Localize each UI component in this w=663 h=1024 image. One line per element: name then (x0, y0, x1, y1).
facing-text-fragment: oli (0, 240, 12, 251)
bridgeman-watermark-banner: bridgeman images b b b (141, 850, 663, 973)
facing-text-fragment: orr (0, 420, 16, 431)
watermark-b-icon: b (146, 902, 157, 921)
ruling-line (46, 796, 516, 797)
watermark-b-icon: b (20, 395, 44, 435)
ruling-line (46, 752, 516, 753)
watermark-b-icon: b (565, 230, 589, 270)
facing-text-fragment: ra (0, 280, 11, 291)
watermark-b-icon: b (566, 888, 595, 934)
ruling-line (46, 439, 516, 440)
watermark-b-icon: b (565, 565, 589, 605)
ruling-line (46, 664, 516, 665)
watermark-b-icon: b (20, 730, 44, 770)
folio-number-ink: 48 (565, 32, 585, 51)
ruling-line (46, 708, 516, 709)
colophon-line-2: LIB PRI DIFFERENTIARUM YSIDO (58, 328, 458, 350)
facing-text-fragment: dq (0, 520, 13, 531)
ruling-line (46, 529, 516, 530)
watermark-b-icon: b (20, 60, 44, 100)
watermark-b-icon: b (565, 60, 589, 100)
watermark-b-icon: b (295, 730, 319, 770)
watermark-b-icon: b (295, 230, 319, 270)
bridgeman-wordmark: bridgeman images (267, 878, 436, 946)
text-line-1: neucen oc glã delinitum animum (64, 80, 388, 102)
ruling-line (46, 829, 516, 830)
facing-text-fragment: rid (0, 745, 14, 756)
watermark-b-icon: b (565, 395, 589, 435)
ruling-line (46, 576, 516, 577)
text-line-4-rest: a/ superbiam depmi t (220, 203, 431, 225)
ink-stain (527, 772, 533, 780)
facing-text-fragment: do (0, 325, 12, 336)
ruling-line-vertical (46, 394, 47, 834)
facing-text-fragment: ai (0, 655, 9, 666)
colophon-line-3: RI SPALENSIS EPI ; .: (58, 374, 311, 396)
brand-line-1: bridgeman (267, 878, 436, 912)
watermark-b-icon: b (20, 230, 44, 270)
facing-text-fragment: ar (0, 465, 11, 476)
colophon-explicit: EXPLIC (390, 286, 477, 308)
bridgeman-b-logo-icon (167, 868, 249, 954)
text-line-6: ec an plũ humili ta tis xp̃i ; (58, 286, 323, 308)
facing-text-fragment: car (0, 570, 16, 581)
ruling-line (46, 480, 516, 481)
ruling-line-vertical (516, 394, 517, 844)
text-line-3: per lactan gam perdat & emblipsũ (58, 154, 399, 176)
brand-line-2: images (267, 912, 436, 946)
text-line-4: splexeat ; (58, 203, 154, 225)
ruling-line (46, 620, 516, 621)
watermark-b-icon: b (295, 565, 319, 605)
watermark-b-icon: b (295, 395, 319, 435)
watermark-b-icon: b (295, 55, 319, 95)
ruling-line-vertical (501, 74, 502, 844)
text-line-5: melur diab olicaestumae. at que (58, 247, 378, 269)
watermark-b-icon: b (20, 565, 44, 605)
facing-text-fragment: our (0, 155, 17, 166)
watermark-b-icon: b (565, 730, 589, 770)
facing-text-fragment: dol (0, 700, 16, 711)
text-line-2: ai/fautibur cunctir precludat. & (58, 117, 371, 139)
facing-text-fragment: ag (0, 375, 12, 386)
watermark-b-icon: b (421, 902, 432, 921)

* * *

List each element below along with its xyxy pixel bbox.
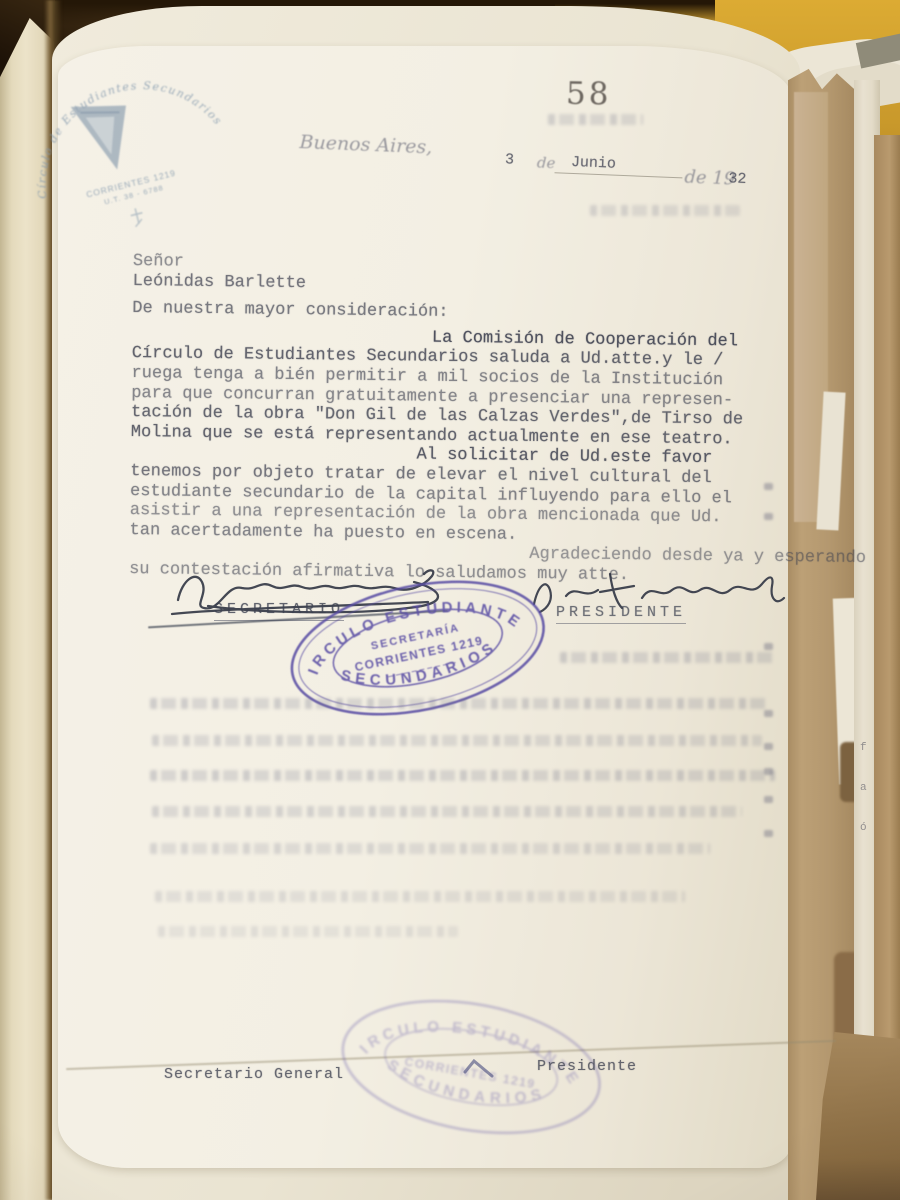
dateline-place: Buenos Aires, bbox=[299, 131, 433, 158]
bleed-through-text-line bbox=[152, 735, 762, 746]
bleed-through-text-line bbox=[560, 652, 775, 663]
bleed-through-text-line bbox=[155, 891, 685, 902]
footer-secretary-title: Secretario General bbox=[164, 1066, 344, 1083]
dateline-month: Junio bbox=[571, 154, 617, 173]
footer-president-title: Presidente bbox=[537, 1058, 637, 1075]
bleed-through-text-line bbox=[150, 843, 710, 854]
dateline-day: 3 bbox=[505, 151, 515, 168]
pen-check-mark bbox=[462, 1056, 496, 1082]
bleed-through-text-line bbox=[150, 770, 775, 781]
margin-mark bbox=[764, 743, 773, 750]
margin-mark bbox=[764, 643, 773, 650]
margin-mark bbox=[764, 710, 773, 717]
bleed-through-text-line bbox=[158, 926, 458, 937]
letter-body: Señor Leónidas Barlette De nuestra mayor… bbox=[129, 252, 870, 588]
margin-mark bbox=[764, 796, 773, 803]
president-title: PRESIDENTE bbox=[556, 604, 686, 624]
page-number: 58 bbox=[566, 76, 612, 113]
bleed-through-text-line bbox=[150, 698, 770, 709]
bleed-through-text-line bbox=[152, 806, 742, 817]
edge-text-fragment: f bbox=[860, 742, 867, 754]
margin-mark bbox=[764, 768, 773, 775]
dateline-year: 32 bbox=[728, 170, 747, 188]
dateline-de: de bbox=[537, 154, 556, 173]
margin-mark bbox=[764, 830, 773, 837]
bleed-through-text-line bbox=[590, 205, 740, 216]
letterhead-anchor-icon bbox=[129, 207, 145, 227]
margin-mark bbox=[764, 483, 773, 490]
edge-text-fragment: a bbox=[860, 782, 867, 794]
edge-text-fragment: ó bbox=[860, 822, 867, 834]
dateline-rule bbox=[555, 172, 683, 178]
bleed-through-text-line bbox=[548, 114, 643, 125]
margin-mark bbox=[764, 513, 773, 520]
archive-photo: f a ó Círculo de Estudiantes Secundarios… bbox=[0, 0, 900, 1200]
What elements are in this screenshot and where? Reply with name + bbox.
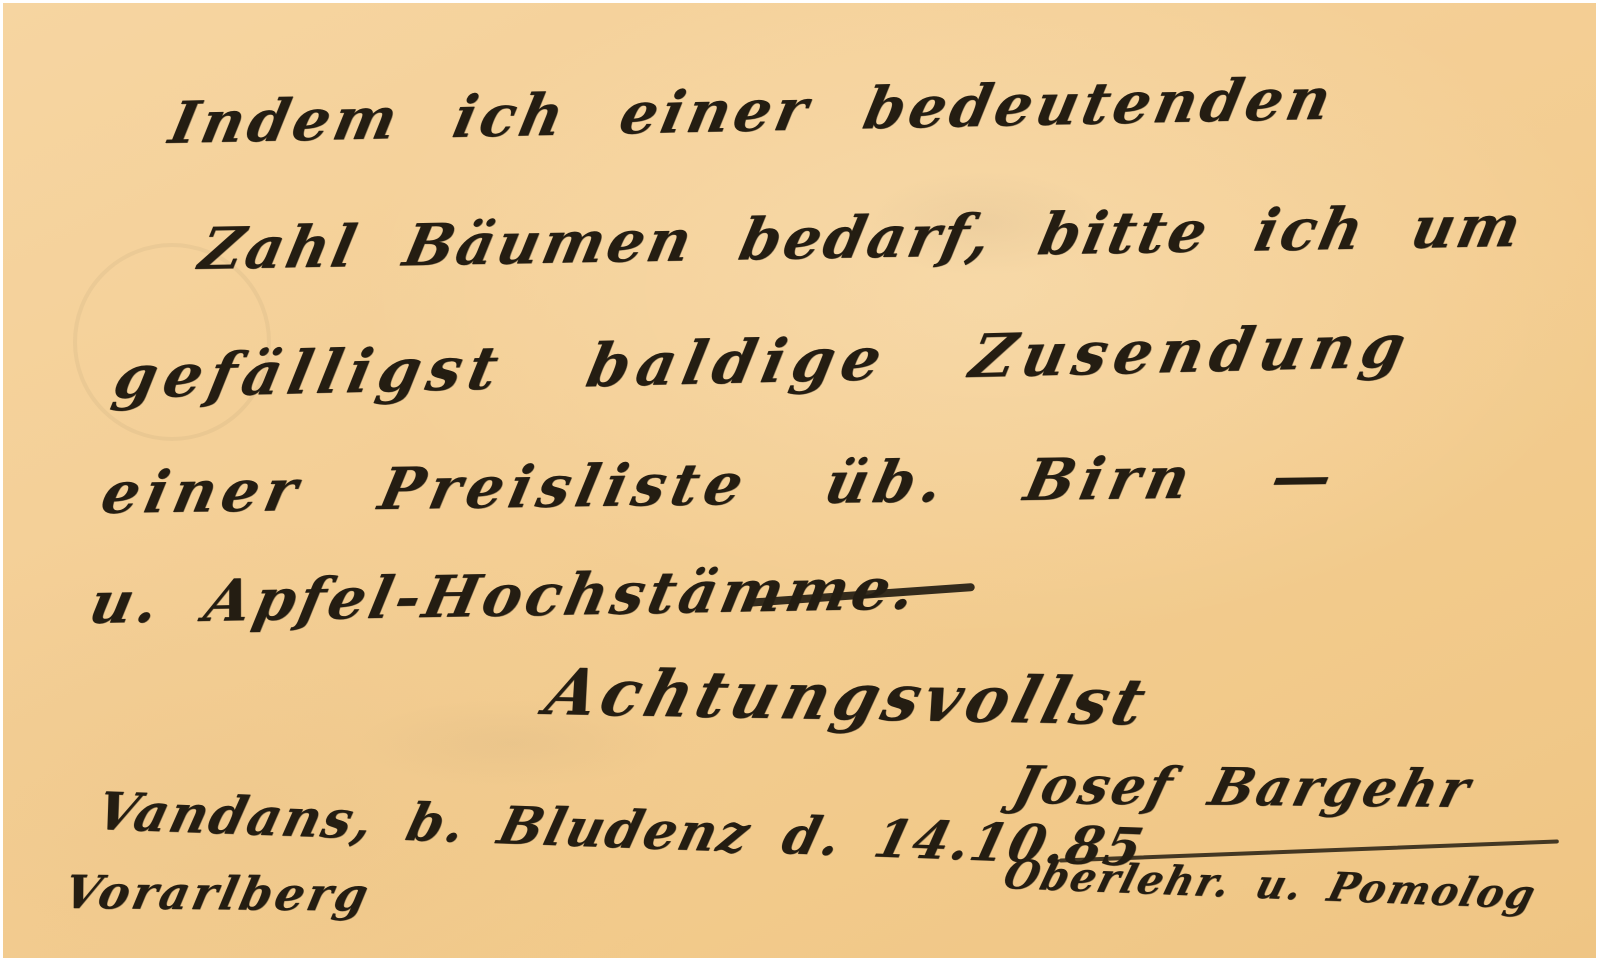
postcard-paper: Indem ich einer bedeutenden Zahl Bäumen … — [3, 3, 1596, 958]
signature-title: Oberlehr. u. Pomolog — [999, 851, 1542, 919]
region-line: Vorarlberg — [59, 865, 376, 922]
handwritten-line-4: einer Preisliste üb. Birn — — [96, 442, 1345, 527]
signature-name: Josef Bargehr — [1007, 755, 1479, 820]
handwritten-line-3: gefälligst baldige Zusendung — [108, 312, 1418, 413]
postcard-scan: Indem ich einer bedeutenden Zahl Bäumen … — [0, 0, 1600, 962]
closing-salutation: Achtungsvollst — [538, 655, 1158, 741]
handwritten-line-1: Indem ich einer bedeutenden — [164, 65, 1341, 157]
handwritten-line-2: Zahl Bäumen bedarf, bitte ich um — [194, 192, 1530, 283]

### Your instructions
Express the rows as a JSON list of strings, one string per row, starting with the row that contains "dateline-place: Buenos Aires, bbox=[299, 131, 433, 158]" and going on through the row that contains "bleed-through-text-line bbox=[152, 806, 742, 817]".

### Problem solution
[
  "dateline-place: Buenos Aires, bbox=[299, 131, 433, 158]",
  "bleed-through-text-line bbox=[152, 735, 762, 746]",
  "bleed-through-text-line bbox=[560, 652, 775, 663]",
  "bleed-through-text-line bbox=[155, 891, 685, 902]",
  "footer-secretary-title: Secretario General bbox=[164, 1066, 344, 1083]",
  "dateline-month: Junio bbox=[571, 154, 617, 173]",
  "footer-president-title: Presidente bbox=[537, 1058, 637, 1075]",
  "bleed-through-text-line bbox=[150, 843, 710, 854]",
  "dateline-day: 3 bbox=[505, 151, 515, 168]",
  "pen-check-mark bbox=[462, 1056, 496, 1082]",
  "bleed-through-text-line bbox=[150, 770, 775, 781]",
  "margin-mark bbox=[764, 743, 773, 750]",
  "margin-mark bbox=[764, 643, 773, 650]",
  "margin-mark bbox=[764, 710, 773, 717]",
  "bleed-through-text-line bbox=[158, 926, 458, 937]",
  "letter-body: Señor Leónidas Barlette De nuestra mayor… bbox=[129, 252, 870, 588]",
  "margin-mark bbox=[764, 796, 773, 803]",
  "president-title: PRESIDENTE bbox=[556, 604, 686, 624]",
  "page-number: 58 bbox=[566, 76, 612, 113]",
  "bleed-through-text-line bbox=[150, 698, 770, 709]",
  "bleed-through-text-line bbox=[152, 806, 742, 817]"
]